• _SHORT PROBLEM_
Every line of the data must be copied exactly.

• _RECORDS FOR THIS EXERCISE_
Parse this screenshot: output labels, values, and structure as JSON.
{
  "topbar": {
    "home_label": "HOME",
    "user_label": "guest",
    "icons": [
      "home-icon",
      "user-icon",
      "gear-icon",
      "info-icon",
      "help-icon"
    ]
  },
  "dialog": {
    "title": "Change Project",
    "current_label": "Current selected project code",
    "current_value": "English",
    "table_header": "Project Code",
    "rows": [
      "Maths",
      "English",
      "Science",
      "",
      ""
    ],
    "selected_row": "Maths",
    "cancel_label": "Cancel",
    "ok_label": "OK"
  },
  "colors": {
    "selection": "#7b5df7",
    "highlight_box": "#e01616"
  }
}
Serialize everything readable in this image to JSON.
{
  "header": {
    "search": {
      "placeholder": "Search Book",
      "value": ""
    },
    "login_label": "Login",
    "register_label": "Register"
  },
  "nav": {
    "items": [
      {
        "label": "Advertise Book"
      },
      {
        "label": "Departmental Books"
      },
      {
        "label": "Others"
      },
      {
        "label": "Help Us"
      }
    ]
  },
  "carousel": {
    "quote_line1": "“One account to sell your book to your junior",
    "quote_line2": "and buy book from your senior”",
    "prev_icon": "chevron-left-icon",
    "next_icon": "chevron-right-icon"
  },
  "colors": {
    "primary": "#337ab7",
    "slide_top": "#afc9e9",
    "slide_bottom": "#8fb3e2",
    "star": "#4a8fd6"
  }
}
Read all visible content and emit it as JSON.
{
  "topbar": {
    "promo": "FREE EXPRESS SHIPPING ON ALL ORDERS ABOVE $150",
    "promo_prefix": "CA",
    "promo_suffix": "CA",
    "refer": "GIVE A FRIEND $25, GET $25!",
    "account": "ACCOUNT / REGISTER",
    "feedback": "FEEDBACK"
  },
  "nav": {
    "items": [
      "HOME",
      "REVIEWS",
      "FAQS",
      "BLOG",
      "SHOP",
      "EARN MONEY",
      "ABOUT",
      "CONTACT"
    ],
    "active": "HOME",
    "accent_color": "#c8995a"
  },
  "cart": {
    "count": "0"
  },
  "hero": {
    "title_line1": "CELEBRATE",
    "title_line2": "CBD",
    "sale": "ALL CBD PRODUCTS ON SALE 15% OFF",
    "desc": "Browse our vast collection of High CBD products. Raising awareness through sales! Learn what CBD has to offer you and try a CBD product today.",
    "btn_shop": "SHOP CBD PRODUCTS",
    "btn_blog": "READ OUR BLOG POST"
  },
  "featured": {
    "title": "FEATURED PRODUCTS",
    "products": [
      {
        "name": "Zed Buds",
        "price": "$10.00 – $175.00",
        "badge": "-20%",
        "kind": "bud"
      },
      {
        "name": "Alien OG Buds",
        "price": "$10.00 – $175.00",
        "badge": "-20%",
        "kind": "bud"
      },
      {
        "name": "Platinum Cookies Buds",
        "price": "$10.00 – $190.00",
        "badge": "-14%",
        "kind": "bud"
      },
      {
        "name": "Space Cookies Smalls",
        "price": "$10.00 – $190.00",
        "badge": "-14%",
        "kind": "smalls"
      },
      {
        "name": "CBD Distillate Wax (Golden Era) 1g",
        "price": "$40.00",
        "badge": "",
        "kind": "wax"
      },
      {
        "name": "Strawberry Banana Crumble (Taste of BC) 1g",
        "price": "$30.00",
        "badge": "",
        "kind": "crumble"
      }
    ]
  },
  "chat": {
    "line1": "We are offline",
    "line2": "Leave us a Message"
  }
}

• _SOLUTION TO THIS EXERCISE_
Parse this screenshot: output labels, values, and structure as JSON.
{
  "topbar": {
    "home_label": "HOME",
    "user_label": "guest",
    "icons": [
      "home-icon",
      "user-icon",
      "gear-icon",
      "info-icon",
      "help-icon"
    ]
  },
  "dialog": {
    "title": "Change Project",
    "current_label": "Current selected project code",
    "current_value": "English",
    "table_header": "Project Code",
    "rows": [
      "Maths",
      "English",
      "Science",
      "",
      ""
    ],
    "selected_row": "Maths",
    "cancel_label": "Cancel",
    "ok_label": "OK"
  },
  "colors": {
    "selection": "#7b5df7",
    "highlight_box": "#e01616"
  }
}
Serialize everything readable in this image to JSON.
{
  "header": {
    "search": {
      "placeholder": "Search Book",
      "value": ""
    },
    "login_label": "Login",
    "register_label": "Register"
  },
  "nav": {
    "items": [
      {
        "label": "Advertise Book"
      },
      {
        "label": "Departmental Books"
      },
      {
        "label": "Others"
      },
      {
        "label": "Help Us"
      }
    ]
  },
  "carousel": {
    "quote_line1": "“One account to sell your book to your junior",
    "quote_line2": "and buy book from your senior”",
    "prev_icon": "chevron-left-icon",
    "next_icon": "chevron-right-icon"
  },
  "colors": {
    "primary": "#337ab7",
    "slide_top": "#afc9e9",
    "slide_bottom": "#8fb3e2",
    "star": "#4a8fd6"
  }
}
Read all visible content and emit it as JSON.
{
  "topbar": {
    "promo": "FREE EXPRESS SHIPPING ON ALL ORDERS ABOVE $150",
    "promo_prefix": "CA",
    "promo_suffix": "CA",
    "refer": "GIVE A FRIEND $25, GET $25!",
    "account": "ACCOUNT / REGISTER",
    "feedback": "FEEDBACK"
  },
  "nav": {
    "items": [
      "HOME",
      "REVIEWS",
      "FAQS",
      "BLOG",
      "SHOP",
      "EARN MONEY",
      "ABOUT",
      "CONTACT"
    ],
    "active": "HOME",
    "accent_color": "#c8995a"
  },
  "cart": {
    "count": "0"
  },
  "hero": {
    "title_line1": "CELEBRATE",
    "title_line2": "CBD",
    "sale": "ALL CBD PRODUCTS ON SALE 15% OFF",
    "desc": "Browse our vast collection of High CBD products. Raising awareness through sales! Learn what CBD has to offer you and try a CBD product today.",
    "btn_shop": "SHOP CBD PRODUCTS",
    "btn_blog": "READ OUR BLOG POST"
  },
  "featured": {
    "title": "FEATURED PRODUCTS",
    "products": [
      {
        "name": "Zed Buds",
        "price": "$10.00 – $175.00",
        "badge": "-20%",
        "kind": "bud"
      },
      {
        "name": "Alien OG Buds",
        "price": "$10.00 – $175.00",
        "badge": "-20%",
        "kind": "bud"
      },
      {
        "name": "Platinum Cookies Buds",
        "price": "$10.00 – $190.00",
        "badge": "-14%",
        "kind": "bud"
      },
      {
        "name": "Space Cookies Smalls",
        "price": "$10.00 – $190.00",
        "badge": "-14%",
        "kind": "smalls"
      },
      {
        "name": "CBD Distillate Wax (Golden Era) 1g",
        "price": "$40.00",
        "badge": "",
        "kind": "wax"
      },
      {
        "name": "Strawberry Banana Crumble (Taste of BC) 1g",
        "price": "$30.00",
        "badge": "",
        "kind": "crumble"
      }
    ]
  },
  "chat": {
    "line1": "We are offline",
    "line2": "Leave us a Message"
  }
}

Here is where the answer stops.